● **Required task**:
Collect each line of the entries that holds the string "kernel".

● **Supplied data**:
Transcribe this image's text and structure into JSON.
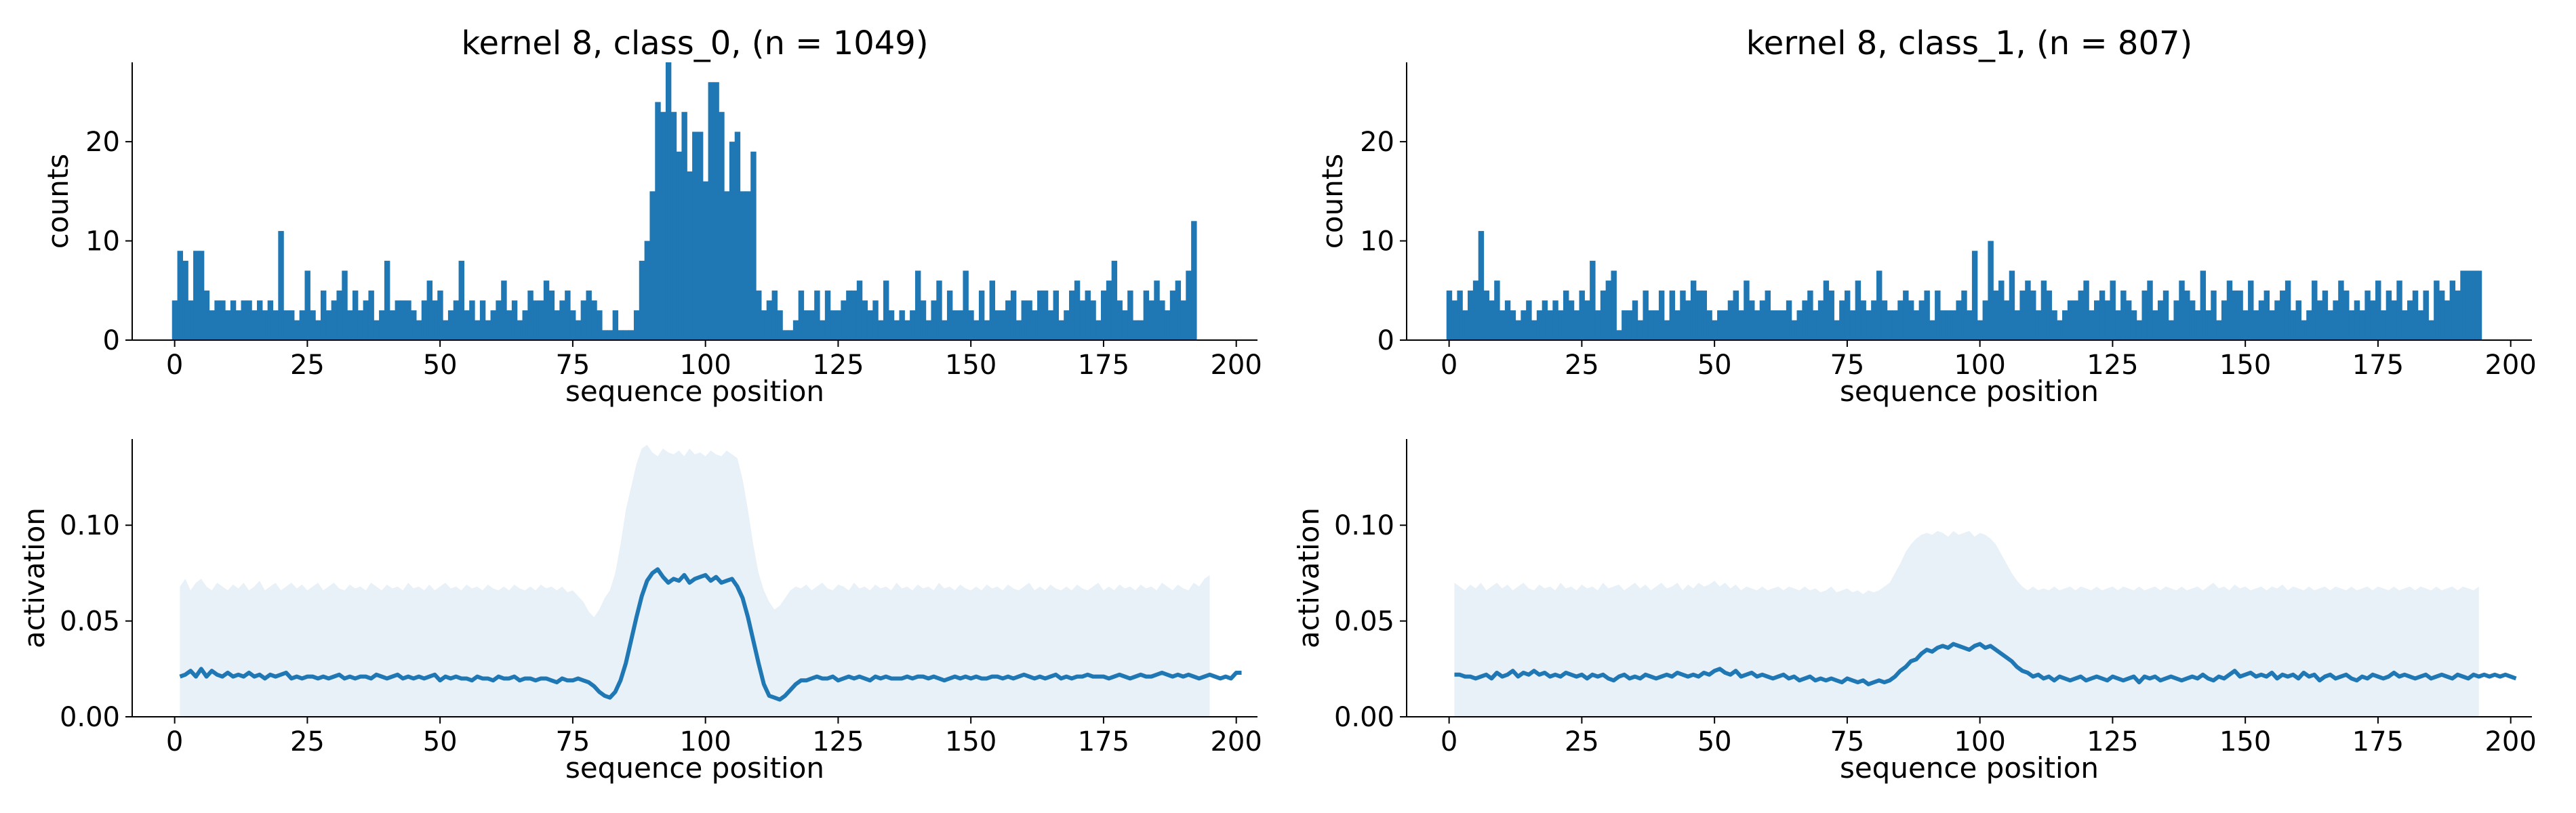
{
  "chart_data": [
    {
      "type": "bar",
      "title": "kernel 8, class_0, (n = 1049)",
      "xlabel": "sequence position",
      "ylabel": "counts",
      "xlim": [
        -8,
        204
      ],
      "ylim": [
        0,
        28
      ],
      "xticks": [
        0,
        25,
        50,
        75,
        100,
        125,
        150,
        175,
        200
      ],
      "yticks": [
        0,
        10,
        20
      ],
      "color": "#1f77b4",
      "x_start": 0,
      "values": [
        4,
        9,
        8,
        4,
        9,
        9,
        5,
        3,
        4,
        4,
        3,
        4,
        3,
        4,
        4,
        3,
        4,
        3,
        4,
        3,
        11,
        3,
        3,
        2,
        3,
        7,
        3,
        2,
        5,
        3,
        4,
        5,
        7,
        3,
        5,
        3,
        4,
        5,
        2,
        3,
        8,
        3,
        4,
        4,
        4,
        3,
        2,
        4,
        6,
        4,
        5,
        2,
        3,
        4,
        8,
        3,
        4,
        2,
        4,
        2,
        3,
        4,
        6,
        3,
        4,
        2,
        3,
        5,
        4,
        4,
        6,
        5,
        3,
        4,
        5,
        3,
        2,
        4,
        5,
        4,
        3,
        1,
        1,
        3,
        1,
        1,
        1,
        3,
        8,
        10,
        15,
        24,
        23,
        28,
        23,
        19,
        23,
        17,
        21,
        21,
        16,
        26,
        26,
        23,
        15,
        20,
        21,
        15,
        15,
        19,
        5,
        3,
        4,
        5,
        3,
        1,
        1,
        2,
        5,
        3,
        3,
        5,
        2,
        5,
        3,
        3,
        4,
        5,
        5,
        6,
        4,
        3,
        4,
        2,
        6,
        3,
        2,
        3,
        2,
        3,
        7,
        4,
        2,
        4,
        6,
        2,
        5,
        3,
        3,
        7,
        3,
        2,
        5,
        2,
        6,
        3,
        3,
        4,
        5,
        2,
        4,
        4,
        3,
        5,
        5,
        3,
        5,
        2,
        3,
        5,
        6,
        4,
        5,
        4,
        2,
        5,
        6,
        8,
        4,
        3,
        5,
        2,
        2,
        5,
        4,
        6,
        4,
        3,
        5,
        6,
        4,
        7,
        12
      ]
    },
    {
      "type": "bar",
      "title": "kernel 8, class_1, (n = 807)",
      "xlabel": "sequence position",
      "ylabel": "counts",
      "xlim": [
        -8,
        204
      ],
      "ylim": [
        0,
        28
      ],
      "xticks": [
        0,
        25,
        50,
        75,
        100,
        125,
        150,
        175,
        200
      ],
      "yticks": [
        0,
        10,
        20
      ],
      "color": "#1f77b4",
      "x_start": 0,
      "values": [
        5,
        4,
        5,
        3,
        5,
        6,
        11,
        5,
        4,
        6,
        3,
        4,
        3,
        2,
        3,
        4,
        2,
        3,
        4,
        3,
        4,
        3,
        5,
        4,
        3,
        5,
        4,
        8,
        3,
        5,
        6,
        7,
        1,
        3,
        3,
        4,
        2,
        5,
        3,
        3,
        5,
        2,
        5,
        3,
        5,
        4,
        6,
        5,
        5,
        3,
        2,
        3,
        3,
        4,
        5,
        3,
        6,
        4,
        3,
        4,
        5,
        3,
        3,
        3,
        4,
        2,
        3,
        4,
        5,
        3,
        4,
        6,
        5,
        2,
        4,
        5,
        3,
        6,
        4,
        3,
        4,
        7,
        4,
        3,
        3,
        4,
        5,
        4,
        3,
        4,
        5,
        2,
        5,
        3,
        3,
        3,
        4,
        5,
        3,
        9,
        2,
        4,
        10,
        5,
        6,
        4,
        7,
        3,
        5,
        6,
        5,
        3,
        6,
        5,
        3,
        2,
        3,
        4,
        4,
        5,
        6,
        3,
        4,
        5,
        4,
        6,
        3,
        5,
        4,
        3,
        2,
        5,
        6,
        3,
        4,
        5,
        2,
        4,
        6,
        5,
        4,
        3,
        7,
        3,
        5,
        2,
        4,
        6,
        5,
        5,
        3,
        6,
        3,
        4,
        5,
        3,
        4,
        5,
        6,
        3,
        4,
        2,
        3,
        6,
        4,
        5,
        3,
        4,
        6,
        5,
        3,
        4,
        3,
        5,
        4,
        6,
        3,
        5,
        4,
        6,
        3,
        4,
        5,
        3,
        5,
        2,
        6,
        5,
        4,
        6,
        5,
        7,
        7,
        7,
        7
      ]
    },
    {
      "type": "line",
      "xlabel": "sequence position",
      "ylabel": "activation",
      "xlim": [
        -8,
        204
      ],
      "ylim": [
        0,
        0.145
      ],
      "xticks": [
        0,
        25,
        50,
        75,
        100,
        125,
        150,
        175,
        200
      ],
      "yticks": [
        0.0,
        0.05,
        0.1
      ],
      "ytick_labels": [
        "0.00",
        "0.05",
        "0.10"
      ],
      "color": "#1f77b4",
      "band_color": "#e8f0f8",
      "x_start": 1,
      "mean": [
        0.021,
        0.022,
        0.024,
        0.021,
        0.025,
        0.021,
        0.024,
        0.022,
        0.021,
        0.023,
        0.021,
        0.022,
        0.021,
        0.023,
        0.021,
        0.022,
        0.02,
        0.022,
        0.021,
        0.022,
        0.023,
        0.02,
        0.021,
        0.02,
        0.021,
        0.021,
        0.02,
        0.021,
        0.02,
        0.021,
        0.022,
        0.02,
        0.021,
        0.02,
        0.021,
        0.021,
        0.02,
        0.022,
        0.021,
        0.02,
        0.021,
        0.022,
        0.02,
        0.021,
        0.02,
        0.021,
        0.02,
        0.021,
        0.022,
        0.019,
        0.021,
        0.02,
        0.021,
        0.02,
        0.02,
        0.019,
        0.021,
        0.02,
        0.02,
        0.019,
        0.021,
        0.02,
        0.02,
        0.021,
        0.019,
        0.02,
        0.02,
        0.019,
        0.02,
        0.02,
        0.019,
        0.018,
        0.02,
        0.019,
        0.019,
        0.02,
        0.019,
        0.018,
        0.016,
        0.013,
        0.011,
        0.01,
        0.013,
        0.019,
        0.028,
        0.04,
        0.052,
        0.063,
        0.071,
        0.075,
        0.077,
        0.073,
        0.07,
        0.072,
        0.071,
        0.074,
        0.07,
        0.072,
        0.073,
        0.074,
        0.071,
        0.073,
        0.07,
        0.071,
        0.072,
        0.068,
        0.062,
        0.052,
        0.04,
        0.028,
        0.017,
        0.011,
        0.01,
        0.009,
        0.011,
        0.014,
        0.017,
        0.019,
        0.019,
        0.02,
        0.021,
        0.02,
        0.02,
        0.021,
        0.019,
        0.02,
        0.021,
        0.02,
        0.021,
        0.02,
        0.019,
        0.021,
        0.02,
        0.021,
        0.02,
        0.02,
        0.02,
        0.021,
        0.02,
        0.021,
        0.021,
        0.02,
        0.021,
        0.02,
        0.019,
        0.02,
        0.021,
        0.02,
        0.021,
        0.02,
        0.021,
        0.02,
        0.02,
        0.021,
        0.021,
        0.02,
        0.021,
        0.02,
        0.021,
        0.022,
        0.021,
        0.02,
        0.021,
        0.02,
        0.021,
        0.022,
        0.02,
        0.021,
        0.02,
        0.021,
        0.021,
        0.022,
        0.021,
        0.021,
        0.021,
        0.02,
        0.021,
        0.022,
        0.021,
        0.02,
        0.021,
        0.022,
        0.021,
        0.021,
        0.022,
        0.023,
        0.022,
        0.021,
        0.022,
        0.021,
        0.022,
        0.021,
        0.02,
        0.021,
        0.022,
        0.021,
        0.02,
        0.021,
        0.02,
        0.023,
        0.023
      ],
      "band_upper": [
        0.068,
        0.072,
        0.066,
        0.07,
        0.072,
        0.068,
        0.066,
        0.07,
        0.068,
        0.066,
        0.069,
        0.067,
        0.07,
        0.066,
        0.068,
        0.071,
        0.066,
        0.068,
        0.07,
        0.066,
        0.068,
        0.07,
        0.067,
        0.069,
        0.066,
        0.068,
        0.07,
        0.066,
        0.068,
        0.07,
        0.067,
        0.066,
        0.069,
        0.067,
        0.068,
        0.066,
        0.07,
        0.068,
        0.066,
        0.069,
        0.067,
        0.068,
        0.066,
        0.07,
        0.067,
        0.068,
        0.066,
        0.069,
        0.066,
        0.068,
        0.07,
        0.067,
        0.068,
        0.066,
        0.069,
        0.067,
        0.068,
        0.066,
        0.069,
        0.067,
        0.066,
        0.068,
        0.066,
        0.069,
        0.067,
        0.066,
        0.068,
        0.066,
        0.069,
        0.067,
        0.068,
        0.066,
        0.068,
        0.065,
        0.066,
        0.063,
        0.06,
        0.055,
        0.052,
        0.056,
        0.062,
        0.066,
        0.075,
        0.09,
        0.108,
        0.12,
        0.132,
        0.14,
        0.142,
        0.138,
        0.136,
        0.14,
        0.138,
        0.137,
        0.139,
        0.136,
        0.14,
        0.137,
        0.138,
        0.136,
        0.139,
        0.137,
        0.136,
        0.139,
        0.137,
        0.135,
        0.124,
        0.108,
        0.09,
        0.075,
        0.066,
        0.06,
        0.056,
        0.058,
        0.062,
        0.066,
        0.068,
        0.067,
        0.069,
        0.066,
        0.068,
        0.07,
        0.067,
        0.066,
        0.069,
        0.068,
        0.066,
        0.07,
        0.067,
        0.068,
        0.066,
        0.069,
        0.067,
        0.068,
        0.066,
        0.07,
        0.067,
        0.068,
        0.066,
        0.069,
        0.067,
        0.068,
        0.066,
        0.07,
        0.067,
        0.068,
        0.066,
        0.069,
        0.067,
        0.066,
        0.068,
        0.066,
        0.069,
        0.067,
        0.068,
        0.066,
        0.069,
        0.067,
        0.066,
        0.068,
        0.07,
        0.066,
        0.068,
        0.066,
        0.069,
        0.067,
        0.066,
        0.068,
        0.066,
        0.069,
        0.067,
        0.066,
        0.068,
        0.07,
        0.066,
        0.068,
        0.066,
        0.069,
        0.067,
        0.068,
        0.066,
        0.069,
        0.067,
        0.068,
        0.066,
        0.07,
        0.068,
        0.066,
        0.069,
        0.067,
        0.066,
        0.07,
        0.068,
        0.072,
        0.074
      ]
    },
    {
      "type": "line",
      "xlabel": "sequence position",
      "ylabel": "activation",
      "xlim": [
        -8,
        204
      ],
      "ylim": [
        0,
        0.145
      ],
      "xticks": [
        0,
        25,
        50,
        75,
        100,
        125,
        150,
        175,
        200
      ],
      "yticks": [
        0.0,
        0.05,
        0.1
      ],
      "ytick_labels": [
        "0.00",
        "0.05",
        "0.10"
      ],
      "color": "#1f77b4",
      "band_color": "#e8f0f8",
      "x_start": 1,
      "mean": [
        0.022,
        0.022,
        0.021,
        0.021,
        0.02,
        0.021,
        0.022,
        0.02,
        0.023,
        0.021,
        0.022,
        0.024,
        0.021,
        0.023,
        0.022,
        0.024,
        0.022,
        0.023,
        0.021,
        0.022,
        0.021,
        0.023,
        0.022,
        0.021,
        0.022,
        0.02,
        0.022,
        0.021,
        0.022,
        0.02,
        0.019,
        0.021,
        0.022,
        0.02,
        0.021,
        0.02,
        0.022,
        0.021,
        0.02,
        0.021,
        0.022,
        0.021,
        0.023,
        0.022,
        0.021,
        0.022,
        0.021,
        0.023,
        0.022,
        0.024,
        0.025,
        0.023,
        0.022,
        0.024,
        0.021,
        0.022,
        0.023,
        0.021,
        0.022,
        0.021,
        0.02,
        0.021,
        0.022,
        0.02,
        0.021,
        0.019,
        0.02,
        0.021,
        0.019,
        0.02,
        0.019,
        0.02,
        0.019,
        0.018,
        0.02,
        0.019,
        0.018,
        0.019,
        0.017,
        0.018,
        0.019,
        0.018,
        0.019,
        0.021,
        0.024,
        0.026,
        0.029,
        0.03,
        0.033,
        0.035,
        0.034,
        0.036,
        0.037,
        0.036,
        0.038,
        0.037,
        0.036,
        0.035,
        0.037,
        0.038,
        0.036,
        0.037,
        0.035,
        0.033,
        0.031,
        0.029,
        0.026,
        0.024,
        0.023,
        0.021,
        0.022,
        0.02,
        0.021,
        0.019,
        0.021,
        0.02,
        0.019,
        0.02,
        0.021,
        0.019,
        0.02,
        0.021,
        0.02,
        0.019,
        0.021,
        0.02,
        0.019,
        0.02,
        0.021,
        0.018,
        0.021,
        0.02,
        0.021,
        0.019,
        0.02,
        0.021,
        0.02,
        0.019,
        0.02,
        0.021,
        0.02,
        0.022,
        0.02,
        0.019,
        0.021,
        0.02,
        0.022,
        0.024,
        0.021,
        0.022,
        0.023,
        0.021,
        0.022,
        0.021,
        0.023,
        0.02,
        0.022,
        0.021,
        0.022,
        0.02,
        0.023,
        0.021,
        0.022,
        0.019,
        0.021,
        0.022,
        0.02,
        0.021,
        0.022,
        0.02,
        0.019,
        0.021,
        0.02,
        0.022,
        0.021,
        0.02,
        0.021,
        0.023,
        0.021,
        0.022,
        0.021,
        0.02,
        0.021,
        0.022,
        0.02,
        0.021,
        0.022,
        0.021,
        0.02,
        0.022,
        0.021,
        0.02,
        0.022,
        0.021,
        0.022,
        0.021,
        0.022,
        0.021,
        0.022,
        0.021,
        0.02
      ],
      "band_upper": [
        0.07,
        0.068,
        0.066,
        0.069,
        0.067,
        0.07,
        0.066,
        0.068,
        0.07,
        0.067,
        0.069,
        0.066,
        0.068,
        0.07,
        0.067,
        0.066,
        0.069,
        0.067,
        0.068,
        0.066,
        0.07,
        0.067,
        0.068,
        0.066,
        0.069,
        0.067,
        0.068,
        0.066,
        0.07,
        0.067,
        0.068,
        0.069,
        0.066,
        0.068,
        0.07,
        0.067,
        0.069,
        0.066,
        0.068,
        0.07,
        0.067,
        0.068,
        0.07,
        0.066,
        0.069,
        0.067,
        0.07,
        0.068,
        0.069,
        0.071,
        0.068,
        0.07,
        0.067,
        0.069,
        0.066,
        0.068,
        0.067,
        0.066,
        0.068,
        0.066,
        0.067,
        0.068,
        0.066,
        0.068,
        0.067,
        0.066,
        0.068,
        0.066,
        0.067,
        0.065,
        0.066,
        0.068,
        0.065,
        0.066,
        0.067,
        0.065,
        0.066,
        0.064,
        0.066,
        0.065,
        0.066,
        0.068,
        0.07,
        0.075,
        0.08,
        0.086,
        0.09,
        0.093,
        0.095,
        0.096,
        0.095,
        0.097,
        0.096,
        0.094,
        0.097,
        0.095,
        0.096,
        0.097,
        0.094,
        0.096,
        0.095,
        0.093,
        0.09,
        0.085,
        0.08,
        0.075,
        0.071,
        0.068,
        0.066,
        0.068,
        0.066,
        0.067,
        0.066,
        0.068,
        0.066,
        0.067,
        0.068,
        0.066,
        0.068,
        0.067,
        0.066,
        0.068,
        0.066,
        0.067,
        0.068,
        0.066,
        0.068,
        0.067,
        0.066,
        0.068,
        0.066,
        0.067,
        0.068,
        0.066,
        0.068,
        0.067,
        0.066,
        0.068,
        0.066,
        0.067,
        0.068,
        0.066,
        0.068,
        0.07,
        0.067,
        0.068,
        0.066,
        0.069,
        0.067,
        0.068,
        0.066,
        0.067,
        0.068,
        0.066,
        0.068,
        0.067,
        0.069,
        0.066,
        0.068,
        0.067,
        0.066,
        0.068,
        0.066,
        0.067,
        0.068,
        0.066,
        0.068,
        0.067,
        0.066,
        0.068,
        0.066,
        0.067,
        0.068,
        0.066,
        0.068,
        0.067,
        0.066,
        0.068,
        0.066,
        0.067,
        0.068,
        0.066,
        0.068,
        0.067,
        0.066,
        0.068,
        0.066,
        0.067,
        0.068,
        0.066,
        0.068,
        0.067,
        0.066,
        0.068
      ]
    }
  ]
}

● **Solution**:
      "title": "kernel 8, class_0, (n = 1049)",
      "title": "kernel 8, class_1, (n = 807)",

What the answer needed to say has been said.